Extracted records
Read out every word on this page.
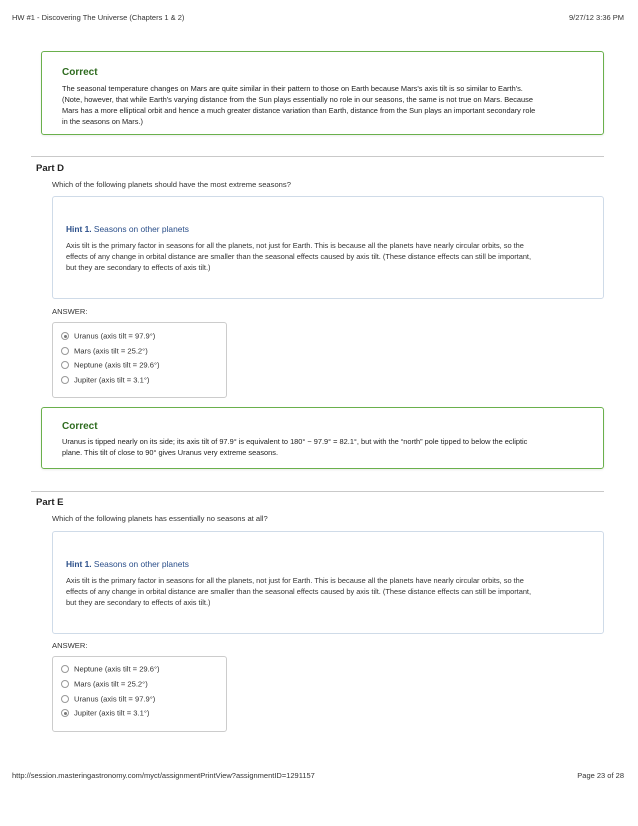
HW #1 - Discovering The Universe (Chapters 1 & 2)	9/27/12 3:36 PM
Correct
The seasonal temperature changes on Mars are quite similar in their pattern to those on Earth because Mars's axis tilt is so similar to Earth's.
(Note, however, that while Earth's varying distance from the Sun plays essentially no role in our seasons, the same is not true on Mars. Because
Mars has a more elliptical orbit and hence a much greater distance variation than Earth, distance from the Sun plays an important secondary role
in the seasons on Mars.)
Part D
Which of the following planets should have the most extreme seasons?
Hint 1. Seasons on other planets
Axis tilt is the primary factor in seasons for all the planets, not just for Earth. This is because all the planets have nearly circular orbits, so the
effects of any change in orbital distance are smaller than the seasonal effects caused by axis tilt. (These distance effects can still be important,
but they are secondary to effects of axis tilt.)
ANSWER:
Uranus (axis tilt = 97.9°)
Mars (axis tilt = 25.2°)
Neptune (axis tilt = 29.6°)
Jupiter (axis tilt = 3.1°)
Correct
Uranus is tipped nearly on its side; its axis tilt of 97.9° is equivalent to 180° − 97.9° = 82.1°, but with the “north” pole tipped to below the ecliptic
plane. This tilt of close to 90° gives Uranus very extreme seasons.
Part E
Which of the following planets has essentially no seasons at all?
Hint 1. Seasons on other planets
Axis tilt is the primary factor in seasons for all the planets, not just for Earth. This is because all the planets have nearly circular orbits, so the
effects of any change in orbital distance are smaller than the seasonal effects caused by axis tilt. (These distance effects can still be important,
but they are secondary to effects of axis tilt.)
ANSWER:
Neptune (axis tilt = 29.6°)
Mars (axis tilt = 25.2°)
Uranus (axis tilt = 97.9°)
Jupiter (axis tilt = 3.1°)
http://session.masteringastronomy.com/myct/assignmentPrintView?assignmentID=1291157	Page 23 of 28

Objective — All of the data above should be quoted exactly, except for the pictures.

Final answer —
Read out every word on this page.
HW #1 - Discovering The Universe (Chapters 1 & 2)	9/27/12 3:36 PM
Correct
The seasonal temperature changes on Mars are quite similar in their pattern to those on Earth because Mars's axis tilt is so similar to Earth's.
(Note, however, that while Earth's varying distance from the Sun plays essentially no role in our seasons, the same is not true on Mars. Because
Mars has a more elliptical orbit and hence a much greater distance variation than Earth, distance from the Sun plays an important secondary role
in the seasons on Mars.)
Part D
Which of the following planets should have the most extreme seasons?
Hint 1. Seasons on other planets
Axis tilt is the primary factor in seasons for all the planets, not just for Earth. This is because all the planets have nearly circular orbits, so the
effects of any change in orbital distance are smaller than the seasonal effects caused by axis tilt. (These distance effects can still be important,
but they are secondary to effects of axis tilt.)
ANSWER:
Uranus (axis tilt = 97.9°)
Mars (axis tilt = 25.2°)
Neptune (axis tilt = 29.6°)
Jupiter (axis tilt = 3.1°)
Correct
Uranus is tipped nearly on its side; its axis tilt of 97.9° is equivalent to 180° − 97.9° = 82.1°, but with the “north” pole tipped to below the ecliptic
plane. This tilt of close to 90° gives Uranus very extreme seasons.
Part E
Which of the following planets has essentially no seasons at all?
Hint 1. Seasons on other planets
Axis tilt is the primary factor in seasons for all the planets, not just for Earth. This is because all the planets have nearly circular orbits, so the
effects of any change in orbital distance are smaller than the seasonal effects caused by axis tilt. (These distance effects can still be important,
but they are secondary to effects of axis tilt.)
ANSWER:
Neptune (axis tilt = 29.6°)
Mars (axis tilt = 25.2°)
Uranus (axis tilt = 97.9°)
Jupiter (axis tilt = 3.1°)
http://session.masteringastronomy.com/myct/assignmentPrintView?assignmentID=1291157	Page 23 of 28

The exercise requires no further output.